»»

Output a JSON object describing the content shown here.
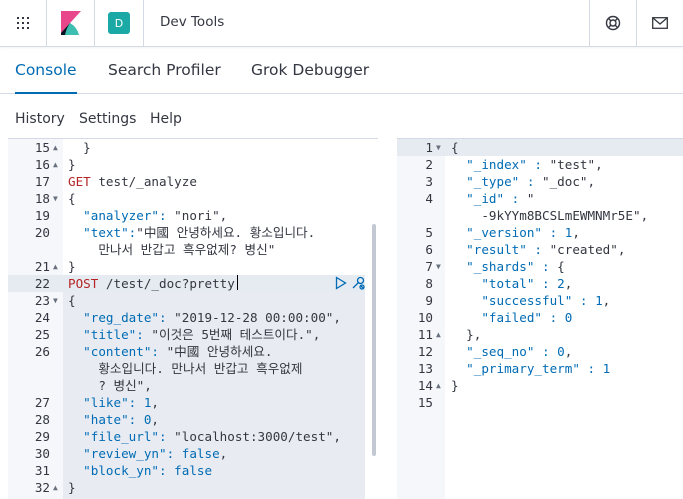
{
  "header": {
    "breadcrumb": "Dev Tools",
    "space_initial": "D",
    "icons": [
      "apps-grid-icon",
      "kibana-logo-icon",
      "help-lifebuoy-icon",
      "mail-icon"
    ]
  },
  "tabs": [
    {
      "label": "Console",
      "active": true
    },
    {
      "label": "Search Profiler",
      "active": false
    },
    {
      "label": "Grok Debugger",
      "active": false
    }
  ],
  "menu": [
    "History",
    "Settings",
    "Help"
  ],
  "request_editor": {
    "lines": [
      {
        "n": "15",
        "fold": "▲",
        "parts": [
          {
            "t": "  }",
            "c": "p"
          }
        ]
      },
      {
        "n": "16",
        "fold": "▲",
        "parts": [
          {
            "t": "}",
            "c": "p"
          }
        ]
      },
      {
        "n": "17",
        "fold": "",
        "parts": [
          {
            "t": "GET",
            "c": "k"
          },
          {
            "t": " test/_analyze",
            "c": "u"
          }
        ]
      },
      {
        "n": "18",
        "fold": "▼",
        "parts": [
          {
            "t": "{",
            "c": "p"
          }
        ]
      },
      {
        "n": "19",
        "fold": "",
        "parts": [
          {
            "t": "  \"analyzer\": ",
            "c": "s"
          },
          {
            "t": "\"nori\"",
            "c": "u"
          },
          {
            "t": ",",
            "c": "p"
          }
        ]
      },
      {
        "n": "20",
        "fold": "",
        "parts": [
          {
            "t": "  \"text\":",
            "c": "s"
          },
          {
            "t": "\"中國 안녕하세요. 황소입니다.",
            "c": "u"
          }
        ]
      },
      {
        "n": "",
        "fold": "",
        "parts": [
          {
            "t": "    만나서 반갑고 흑우없제? 병신\"",
            "c": "u"
          }
        ]
      },
      {
        "n": "21",
        "fold": "▲",
        "parts": [
          {
            "t": "}",
            "c": "p"
          }
        ]
      },
      {
        "n": "22",
        "fold": "",
        "parts": [
          {
            "t": "POST",
            "c": "k"
          },
          {
            "t": " /test/_doc?pretty",
            "c": "u"
          }
        ]
      },
      {
        "n": "23",
        "fold": "▼",
        "parts": [
          {
            "t": "{",
            "c": "p"
          }
        ]
      },
      {
        "n": "24",
        "fold": "",
        "parts": [
          {
            "t": "  \"reg_date\": ",
            "c": "s"
          },
          {
            "t": "\"2019-12-28 00:00:00\"",
            "c": "u"
          },
          {
            "t": ",",
            "c": "p"
          }
        ]
      },
      {
        "n": "25",
        "fold": "",
        "parts": [
          {
            "t": "  \"title\": ",
            "c": "s"
          },
          {
            "t": "\"이것은 5번째 테스트이다.\"",
            "c": "u"
          },
          {
            "t": ",",
            "c": "p"
          }
        ]
      },
      {
        "n": "26",
        "fold": "",
        "parts": [
          {
            "t": "  \"content\": ",
            "c": "s"
          },
          {
            "t": "\"中國 안녕하세요.",
            "c": "u"
          }
        ]
      },
      {
        "n": "",
        "fold": "",
        "parts": [
          {
            "t": "    황소입니다. 만나서 반갑고 흑우없제",
            "c": "u"
          }
        ]
      },
      {
        "n": "",
        "fold": "",
        "parts": [
          {
            "t": "    ? 병신\"",
            "c": "u"
          },
          {
            "t": ",",
            "c": "p"
          }
        ]
      },
      {
        "n": "27",
        "fold": "",
        "parts": [
          {
            "t": "  \"like\": ",
            "c": "s"
          },
          {
            "t": "1",
            "c": "n"
          },
          {
            "t": ",",
            "c": "p"
          }
        ]
      },
      {
        "n": "28",
        "fold": "",
        "parts": [
          {
            "t": "  \"hate\": ",
            "c": "s"
          },
          {
            "t": "0",
            "c": "n"
          },
          {
            "t": ",",
            "c": "p"
          }
        ]
      },
      {
        "n": "29",
        "fold": "",
        "parts": [
          {
            "t": "  \"file_url\": ",
            "c": "s"
          },
          {
            "t": "\"localhost:3000/test\"",
            "c": "u"
          },
          {
            "t": ",",
            "c": "p"
          }
        ]
      },
      {
        "n": "30",
        "fold": "",
        "parts": [
          {
            "t": "  \"review_yn\": ",
            "c": "s"
          },
          {
            "t": "false",
            "c": "kw"
          },
          {
            "t": ",",
            "c": "p"
          }
        ]
      },
      {
        "n": "31",
        "fold": "",
        "parts": [
          {
            "t": "  \"block_yn\": ",
            "c": "s"
          },
          {
            "t": "false",
            "c": "kw"
          }
        ]
      },
      {
        "n": "32",
        "fold": "▲",
        "parts": [
          {
            "t": "}",
            "c": "p"
          }
        ]
      }
    ]
  },
  "response_editor": {
    "lines": [
      {
        "n": "1",
        "fold": "▼",
        "parts": [
          {
            "t": "{",
            "c": "p"
          }
        ]
      },
      {
        "n": "2",
        "fold": "",
        "parts": [
          {
            "t": "  \"_index\" : ",
            "c": "s"
          },
          {
            "t": "\"test\"",
            "c": "u"
          },
          {
            "t": ",",
            "c": "p"
          }
        ]
      },
      {
        "n": "3",
        "fold": "",
        "parts": [
          {
            "t": "  \"_type\" : ",
            "c": "s"
          },
          {
            "t": "\"_doc\"",
            "c": "u"
          },
          {
            "t": ",",
            "c": "p"
          }
        ]
      },
      {
        "n": "4",
        "fold": "",
        "parts": [
          {
            "t": "  \"_id\" : ",
            "c": "s"
          },
          {
            "t": "\"",
            "c": "u"
          }
        ]
      },
      {
        "n": "",
        "fold": "",
        "parts": [
          {
            "t": "    -9kYYm8BCSLmEWMNMr5E\"",
            "c": "u"
          },
          {
            "t": ",",
            "c": "p"
          }
        ]
      },
      {
        "n": "5",
        "fold": "",
        "parts": [
          {
            "t": "  \"_version\" : ",
            "c": "s"
          },
          {
            "t": "1",
            "c": "n"
          },
          {
            "t": ",",
            "c": "p"
          }
        ]
      },
      {
        "n": "6",
        "fold": "",
        "parts": [
          {
            "t": "  \"result\" : ",
            "c": "s"
          },
          {
            "t": "\"created\"",
            "c": "u"
          },
          {
            "t": ",",
            "c": "p"
          }
        ]
      },
      {
        "n": "7",
        "fold": "▼",
        "parts": [
          {
            "t": "  \"_shards\" : ",
            "c": "s"
          },
          {
            "t": "{",
            "c": "p"
          }
        ]
      },
      {
        "n": "8",
        "fold": "",
        "parts": [
          {
            "t": "    \"total\" : ",
            "c": "s"
          },
          {
            "t": "2",
            "c": "n"
          },
          {
            "t": ",",
            "c": "p"
          }
        ]
      },
      {
        "n": "9",
        "fold": "",
        "parts": [
          {
            "t": "    \"successful\" : ",
            "c": "s"
          },
          {
            "t": "1",
            "c": "n"
          },
          {
            "t": ",",
            "c": "p"
          }
        ]
      },
      {
        "n": "10",
        "fold": "",
        "parts": [
          {
            "t": "    \"failed\" : ",
            "c": "s"
          },
          {
            "t": "0",
            "c": "n"
          }
        ]
      },
      {
        "n": "11",
        "fold": "▲",
        "parts": [
          {
            "t": "  }",
            "c": "p"
          },
          {
            "t": ",",
            "c": "p"
          }
        ]
      },
      {
        "n": "12",
        "fold": "",
        "parts": [
          {
            "t": "  \"_seq_no\" : ",
            "c": "s"
          },
          {
            "t": "0",
            "c": "n"
          },
          {
            "t": ",",
            "c": "p"
          }
        ]
      },
      {
        "n": "13",
        "fold": "",
        "parts": [
          {
            "t": "  \"_primary_term\" : ",
            "c": "s"
          },
          {
            "t": "1",
            "c": "n"
          }
        ]
      },
      {
        "n": "14",
        "fold": "▲",
        "parts": [
          {
            "t": "}",
            "c": "p"
          }
        ]
      },
      {
        "n": "15",
        "fold": "",
        "parts": []
      }
    ]
  },
  "colors": {
    "accent": "#006bb4",
    "method": "#b52525",
    "string": "#343741",
    "key": "#006bb4"
  }
}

««

Determine the number of lines in the listing that hold the word "test", and supply that number and nothing further.

RESULT – 4